+++ DATA EXCERPTS +++

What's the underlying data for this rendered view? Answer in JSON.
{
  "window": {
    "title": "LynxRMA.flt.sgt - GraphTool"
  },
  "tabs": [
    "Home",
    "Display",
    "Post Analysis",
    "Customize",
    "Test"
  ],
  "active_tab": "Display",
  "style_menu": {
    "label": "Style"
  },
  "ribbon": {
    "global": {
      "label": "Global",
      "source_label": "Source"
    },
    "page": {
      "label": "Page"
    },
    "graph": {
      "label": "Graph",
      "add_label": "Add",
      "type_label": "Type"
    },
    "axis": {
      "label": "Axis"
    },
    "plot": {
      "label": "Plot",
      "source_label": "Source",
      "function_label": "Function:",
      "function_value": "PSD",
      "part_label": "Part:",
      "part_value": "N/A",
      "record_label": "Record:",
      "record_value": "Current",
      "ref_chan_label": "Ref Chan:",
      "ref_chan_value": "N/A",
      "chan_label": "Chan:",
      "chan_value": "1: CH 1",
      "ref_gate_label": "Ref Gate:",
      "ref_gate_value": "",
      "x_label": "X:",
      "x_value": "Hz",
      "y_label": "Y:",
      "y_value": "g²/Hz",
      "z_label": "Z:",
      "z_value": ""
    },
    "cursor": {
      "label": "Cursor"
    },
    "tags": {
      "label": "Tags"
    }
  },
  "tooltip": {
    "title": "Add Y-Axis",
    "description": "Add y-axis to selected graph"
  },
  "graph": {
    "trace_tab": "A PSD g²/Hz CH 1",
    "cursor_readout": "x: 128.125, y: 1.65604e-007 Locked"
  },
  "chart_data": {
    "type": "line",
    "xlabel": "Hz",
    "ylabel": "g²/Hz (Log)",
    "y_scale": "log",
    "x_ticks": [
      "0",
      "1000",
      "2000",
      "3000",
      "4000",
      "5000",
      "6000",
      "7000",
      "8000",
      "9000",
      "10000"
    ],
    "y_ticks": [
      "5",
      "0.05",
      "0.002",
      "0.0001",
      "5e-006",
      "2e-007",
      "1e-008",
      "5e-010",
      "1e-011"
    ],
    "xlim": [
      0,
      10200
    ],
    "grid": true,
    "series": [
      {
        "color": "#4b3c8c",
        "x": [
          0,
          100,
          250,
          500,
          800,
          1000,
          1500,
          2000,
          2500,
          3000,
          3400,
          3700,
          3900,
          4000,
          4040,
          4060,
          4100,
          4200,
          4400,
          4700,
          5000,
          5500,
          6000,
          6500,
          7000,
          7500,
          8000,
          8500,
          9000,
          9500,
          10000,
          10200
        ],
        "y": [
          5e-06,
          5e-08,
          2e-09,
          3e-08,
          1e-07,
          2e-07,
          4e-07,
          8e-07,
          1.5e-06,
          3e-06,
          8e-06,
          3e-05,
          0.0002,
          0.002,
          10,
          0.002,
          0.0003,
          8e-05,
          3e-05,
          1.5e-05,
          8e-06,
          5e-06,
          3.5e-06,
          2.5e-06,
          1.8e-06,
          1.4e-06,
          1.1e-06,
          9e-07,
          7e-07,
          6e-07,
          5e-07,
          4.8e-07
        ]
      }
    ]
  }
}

+++

■ **EXERCISE TASK**: Set down the listing above in full, please, exactly as it appears.

■ **CORRECT OUTPUT**:
What's the underlying data for this rendered view? Answer in JSON.
{
  "window": {
    "title": "LynxRMA.flt.sgt - GraphTool"
  },
  "tabs": [
    "Home",
    "Display",
    "Post Analysis",
    "Customize",
    "Test"
  ],
  "active_tab": "Display",
  "style_menu": {
    "label": "Style"
  },
  "ribbon": {
    "global": {
      "label": "Global",
      "source_label": "Source"
    },
    "page": {
      "label": "Page"
    },
    "graph": {
      "label": "Graph",
      "add_label": "Add",
      "type_label": "Type"
    },
    "axis": {
      "label": "Axis"
    },
    "plot": {
      "label": "Plot",
      "source_label": "Source",
      "function_label": "Function:",
      "function_value": "PSD",
      "part_label": "Part:",
      "part_value": "N/A",
      "record_label": "Record:",
      "record_value": "Current",
      "ref_chan_label": "Ref Chan:",
      "ref_chan_value": "N/A",
      "chan_label": "Chan:",
      "chan_value": "1: CH 1",
      "ref_gate_label": "Ref Gate:",
      "ref_gate_value": "",
      "x_label": "X:",
      "x_value": "Hz",
      "y_label": "Y:",
      "y_value": "g²/Hz",
      "z_label": "Z:",
      "z_value": ""
    },
    "cursor": {
      "label": "Cursor"
    },
    "tags": {
      "label": "Tags"
    }
  },
  "tooltip": {
    "title": "Add Y-Axis",
    "description": "Add y-axis to selected graph"
  },
  "graph": {
    "trace_tab": "A PSD g²/Hz CH 1",
    "cursor_readout": "x: 128.125, y: 1.65604e-007 Locked"
  },
  "chart_data": {
    "type": "line",
    "xlabel": "Hz",
    "ylabel": "g²/Hz (Log)",
    "y_scale": "log",
    "x_ticks": [
      "0",
      "1000",
      "2000",
      "3000",
      "4000",
      "5000",
      "6000",
      "7000",
      "8000",
      "9000",
      "10000"
    ],
    "y_ticks": [
      "5",
      "0.05",
      "0.002",
      "0.0001",
      "5e-006",
      "2e-007",
      "1e-008",
      "5e-010",
      "1e-011"
    ],
    "xlim": [
      0,
      10200
    ],
    "grid": true,
    "series": [
      {
        "color": "#4b3c8c",
        "x": [
          0,
          100,
          250,
          500,
          800,
          1000,
          1500,
          2000,
          2500,
          3000,
          3400,
          3700,
          3900,
          4000,
          4040,
          4060,
          4100,
          4200,
          4400,
          4700,
          5000,
          5500,
          6000,
          6500,
          7000,
          7500,
          8000,
          8500,
          9000,
          9500,
          10000,
          10200
        ],
        "y": [
          5e-06,
          5e-08,
          2e-09,
          3e-08,
          1e-07,
          2e-07,
          4e-07,
          8e-07,
          1.5e-06,
          3e-06,
          8e-06,
          3e-05,
          0.0002,
          0.002,
          10,
          0.002,
          0.0003,
          8e-05,
          3e-05,
          1.5e-05,
          8e-06,
          5e-06,
          3.5e-06,
          2.5e-06,
          1.8e-06,
          1.4e-06,
          1.1e-06,
          9e-07,
          7e-07,
          6e-07,
          5e-07,
          4.8e-07
        ]
      }
    ]
  }
}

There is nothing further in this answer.